> [TASK INPUT]:
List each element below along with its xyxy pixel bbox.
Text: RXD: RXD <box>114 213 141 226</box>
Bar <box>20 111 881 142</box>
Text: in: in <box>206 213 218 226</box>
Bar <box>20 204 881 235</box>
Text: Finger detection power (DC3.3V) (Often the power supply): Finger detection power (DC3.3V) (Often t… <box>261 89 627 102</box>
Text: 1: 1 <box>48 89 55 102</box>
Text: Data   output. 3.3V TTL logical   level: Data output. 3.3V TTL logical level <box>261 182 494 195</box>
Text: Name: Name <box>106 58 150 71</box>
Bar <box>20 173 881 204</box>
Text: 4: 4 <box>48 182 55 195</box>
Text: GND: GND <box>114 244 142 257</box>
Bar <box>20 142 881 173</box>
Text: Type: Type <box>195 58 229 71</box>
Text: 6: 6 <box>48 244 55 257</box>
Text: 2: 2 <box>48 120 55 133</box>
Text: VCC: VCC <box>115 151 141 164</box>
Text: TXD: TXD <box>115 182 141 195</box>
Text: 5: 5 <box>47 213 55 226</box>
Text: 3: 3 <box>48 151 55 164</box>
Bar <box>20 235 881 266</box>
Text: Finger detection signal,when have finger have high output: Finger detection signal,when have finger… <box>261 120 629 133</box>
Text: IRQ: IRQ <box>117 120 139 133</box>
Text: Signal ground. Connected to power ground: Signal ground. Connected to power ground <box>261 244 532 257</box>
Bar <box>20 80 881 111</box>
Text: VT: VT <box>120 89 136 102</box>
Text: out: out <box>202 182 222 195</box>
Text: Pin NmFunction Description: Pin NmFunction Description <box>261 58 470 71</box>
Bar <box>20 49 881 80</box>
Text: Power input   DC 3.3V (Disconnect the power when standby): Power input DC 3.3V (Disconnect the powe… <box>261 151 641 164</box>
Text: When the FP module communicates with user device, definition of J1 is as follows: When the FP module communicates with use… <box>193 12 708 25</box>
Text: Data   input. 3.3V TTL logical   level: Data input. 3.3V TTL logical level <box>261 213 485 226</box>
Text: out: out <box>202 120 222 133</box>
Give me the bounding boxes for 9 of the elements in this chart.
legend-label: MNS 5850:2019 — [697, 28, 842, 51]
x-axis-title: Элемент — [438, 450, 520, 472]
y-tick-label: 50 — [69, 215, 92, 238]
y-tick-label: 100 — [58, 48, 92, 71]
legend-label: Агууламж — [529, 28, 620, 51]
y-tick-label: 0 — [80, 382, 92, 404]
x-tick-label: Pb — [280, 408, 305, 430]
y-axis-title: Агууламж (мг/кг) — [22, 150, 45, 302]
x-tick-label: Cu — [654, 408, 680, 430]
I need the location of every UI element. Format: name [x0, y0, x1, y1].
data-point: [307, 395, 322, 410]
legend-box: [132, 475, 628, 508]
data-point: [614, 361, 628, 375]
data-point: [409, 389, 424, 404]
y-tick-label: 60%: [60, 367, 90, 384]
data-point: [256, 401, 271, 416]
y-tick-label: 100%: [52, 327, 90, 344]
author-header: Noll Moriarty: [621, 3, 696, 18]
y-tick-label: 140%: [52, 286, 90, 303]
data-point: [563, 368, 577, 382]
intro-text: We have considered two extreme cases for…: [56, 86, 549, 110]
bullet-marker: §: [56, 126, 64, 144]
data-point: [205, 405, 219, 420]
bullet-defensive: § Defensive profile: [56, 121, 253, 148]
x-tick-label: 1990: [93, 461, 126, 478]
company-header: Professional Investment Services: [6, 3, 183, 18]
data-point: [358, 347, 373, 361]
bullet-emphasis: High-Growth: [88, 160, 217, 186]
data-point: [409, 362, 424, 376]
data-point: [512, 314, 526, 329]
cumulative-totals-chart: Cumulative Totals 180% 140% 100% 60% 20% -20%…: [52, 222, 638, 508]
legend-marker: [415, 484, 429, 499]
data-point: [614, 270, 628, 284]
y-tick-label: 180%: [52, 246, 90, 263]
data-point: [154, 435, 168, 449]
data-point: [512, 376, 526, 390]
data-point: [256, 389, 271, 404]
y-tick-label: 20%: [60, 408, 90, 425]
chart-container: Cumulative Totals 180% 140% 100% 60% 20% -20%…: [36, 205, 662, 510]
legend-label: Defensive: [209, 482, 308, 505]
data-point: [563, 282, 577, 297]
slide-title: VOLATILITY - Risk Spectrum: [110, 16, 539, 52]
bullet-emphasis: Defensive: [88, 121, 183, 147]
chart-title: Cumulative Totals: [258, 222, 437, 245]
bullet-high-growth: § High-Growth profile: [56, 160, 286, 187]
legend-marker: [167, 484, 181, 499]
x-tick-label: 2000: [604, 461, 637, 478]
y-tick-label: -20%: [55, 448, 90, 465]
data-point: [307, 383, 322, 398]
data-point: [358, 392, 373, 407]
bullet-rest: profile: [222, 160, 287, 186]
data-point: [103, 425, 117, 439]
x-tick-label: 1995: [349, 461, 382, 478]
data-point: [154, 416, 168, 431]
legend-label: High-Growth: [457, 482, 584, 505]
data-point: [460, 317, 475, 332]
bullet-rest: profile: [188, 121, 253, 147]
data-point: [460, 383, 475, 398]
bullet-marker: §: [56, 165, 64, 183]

> [GIVEN TASK]: Rewrite all of the entries above, switching "Cumulative Totals" to "Running Totals" and leaving everything else unchanged.

> [TASK SOLUTION]:
List each element below along with its xyxy pixel bbox.
Text: RXD: RXD <box>114 213 141 226</box>
Bar <box>20 111 881 142</box>
Text: in: in <box>206 213 218 226</box>
Bar <box>20 204 881 235</box>
Text: Finger detection power (DC3.3V) (Often the power supply): Finger detection power (DC3.3V) (Often t… <box>261 89 627 102</box>
Text: 1: 1 <box>48 89 55 102</box>
Text: Data   output. 3.3V TTL logical   level: Data output. 3.3V TTL logical level <box>261 182 494 195</box>
Text: Name: Name <box>106 58 150 71</box>
Bar <box>20 173 881 204</box>
Text: 4: 4 <box>48 182 55 195</box>
Text: GND: GND <box>114 244 142 257</box>
Bar <box>20 142 881 173</box>
Text: Type: Type <box>195 58 229 71</box>
Text: 6: 6 <box>48 244 55 257</box>
Text: 2: 2 <box>48 120 55 133</box>
Text: VCC: VCC <box>115 151 141 164</box>
Text: TXD: TXD <box>115 182 141 195</box>
Text: 5: 5 <box>47 213 55 226</box>
Text: 3: 3 <box>48 151 55 164</box>
Bar <box>20 235 881 266</box>
Text: Finger detection signal,when have finger have high output: Finger detection signal,when have finger… <box>261 120 629 133</box>
Text: IRQ: IRQ <box>117 120 139 133</box>
Text: Signal ground. Connected to power ground: Signal ground. Connected to power ground <box>261 244 532 257</box>
Bar <box>20 80 881 111</box>
Text: VT: VT <box>120 89 136 102</box>
Text: out: out <box>202 182 222 195</box>
Text: Pin NmFunction Description: Pin NmFunction Description <box>261 58 470 71</box>
Bar <box>20 49 881 80</box>
Text: Power input   DC 3.3V (Disconnect the power when standby): Power input DC 3.3V (Disconnect the powe… <box>261 151 641 164</box>
Text: When the FP module communicates with user device, definition of J1 is as follows: When the FP module communicates with use… <box>193 12 708 25</box>
Text: Data   input. 3.3V TTL logical   level: Data input. 3.3V TTL logical level <box>261 213 485 226</box>
Text: out: out <box>202 120 222 133</box>
Give me the bounding boxes for 9 of the elements in this chart.
legend-label: MNS 5850:2019 — [697, 28, 842, 51]
x-axis-title: Элемент — [438, 450, 520, 472]
y-tick-label: 50 — [69, 215, 92, 238]
y-tick-label: 100 — [58, 48, 92, 71]
legend-label: Агууламж — [529, 28, 620, 51]
y-tick-label: 0 — [80, 382, 92, 404]
x-tick-label: Pb — [280, 408, 305, 430]
y-axis-title: Агууламж (мг/кг) — [22, 150, 45, 302]
x-tick-label: Cu — [654, 408, 680, 430]
I need the location of every UI element. Format: name [x0, y0, x1, y1].
data-point: [307, 395, 322, 410]
legend-box: [132, 475, 628, 508]
data-point: [614, 361, 628, 375]
data-point: [409, 389, 424, 404]
y-tick-label: 60%: [60, 367, 90, 384]
data-point: [256, 401, 271, 416]
y-tick-label: 100%: [52, 327, 90, 344]
author-header: Noll Moriarty: [621, 3, 696, 18]
y-tick-label: 140%: [52, 286, 90, 303]
data-point: [563, 368, 577, 382]
intro-text: We have considered two extreme cases for…: [56, 86, 549, 110]
bullet-marker: §: [56, 126, 64, 144]
data-point: [205, 405, 219, 420]
bullet-defensive: § Defensive profile: [56, 121, 253, 148]
x-tick-label: 1990: [93, 461, 126, 478]
company-header: Professional Investment Services: [6, 3, 183, 18]
data-point: [358, 347, 373, 361]
bullet-emphasis: High-Growth: [88, 160, 217, 186]
data-point: [409, 362, 424, 376]
data-point: [512, 314, 526, 329]
cumulative-totals-chart: Running Totals 180% 140% 100% 60% 20% -20%…: [52, 222, 638, 508]
legend-marker: [415, 484, 429, 499]
data-point: [614, 270, 628, 284]
y-tick-label: 180%: [52, 246, 90, 263]
data-point: [154, 435, 168, 449]
data-point: [512, 376, 526, 390]
data-point: [256, 389, 271, 404]
y-tick-label: 20%: [60, 408, 90, 425]
chart-container: Running Totals 180% 140% 100% 60% 20% -20%…: [36, 205, 662, 510]
legend-label: Defensive: [209, 482, 308, 505]
data-point: [563, 282, 577, 297]
slide-title: VOLATILITY - Risk Spectrum: [110, 16, 539, 52]
bullet-emphasis: Defensive: [88, 121, 183, 147]
chart-title: Running Totals: [258, 222, 437, 245]
bullet-high-growth: § High-Growth profile: [56, 160, 286, 187]
legend-marker: [167, 484, 181, 499]
x-tick-label: 2000: [604, 461, 637, 478]
y-tick-label: -20%: [55, 448, 90, 465]
data-point: [307, 383, 322, 398]
data-point: [358, 392, 373, 407]
bullet-rest: profile: [222, 160, 287, 186]
data-point: [103, 425, 117, 439]
x-tick-label: 1995: [349, 461, 382, 478]
data-point: [154, 416, 168, 431]
legend-label: High-Growth: [457, 482, 584, 505]
data-point: [460, 317, 475, 332]
bullet-rest: profile: [188, 121, 253, 147]
data-point: [460, 383, 475, 398]
bullet-marker: §: [56, 165, 64, 183]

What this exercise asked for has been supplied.